** Exercise prompt **
Determine how many lines include the word "Buscar", then give that number and nothing more.

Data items
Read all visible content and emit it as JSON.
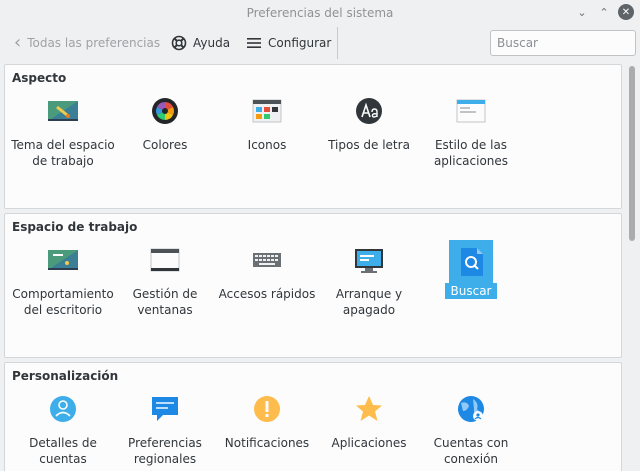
{
  "window": {
    "title": "Preferencias del sistema"
  },
  "toolbar": {
    "back_label": "Todas las preferencias",
    "help_label": "Ayuda",
    "config_label": "Configurar",
    "search_placeholder": "Buscar"
  },
  "sections": [
    {
      "title": "Aspecto",
      "items": [
        {
          "label": "Tema del espacio de trabajo",
          "icon": "desktop-theme-icon"
        },
        {
          "label": "Colores",
          "icon": "colors-icon"
        },
        {
          "label": "Iconos",
          "icon": "icons-icon"
        },
        {
          "label": "Tipos de letra",
          "icon": "fonts-icon"
        },
        {
          "label": "Estilo de las aplicaciones",
          "icon": "app-style-icon"
        }
      ]
    },
    {
      "title": "Espacio de trabajo",
      "items": [
        {
          "label": "Comportamiento del escritorio",
          "icon": "desktop-behavior-icon"
        },
        {
          "label": "Gestión de ventanas",
          "icon": "window-management-icon"
        },
        {
          "label": "Accesos rápidos",
          "icon": "shortcuts-keyboard-icon"
        },
        {
          "label": "Arranque y apagado",
          "icon": "startup-shutdown-icon"
        },
        {
          "label": "Buscar",
          "icon": "search-files-icon"
        }
      ]
    },
    {
      "title": "Personalización",
      "items": [
        {
          "label": "Detalles de cuentas",
          "icon": "user-account-icon"
        },
        {
          "label": "Preferencias regionales",
          "icon": "regional-chat-icon"
        },
        {
          "label": "Notificaciones",
          "icon": "notification-icon"
        },
        {
          "label": "Aplicaciones",
          "icon": "applications-star-icon"
        },
        {
          "label": "Cuentas con conexión",
          "icon": "online-accounts-icon"
        }
      ]
    }
  ],
  "colors": {
    "accent": "#3daee9",
    "window_bg": "#eff0f1",
    "panel_bg": "#fcfcfc"
  }
}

** Output for this task **
2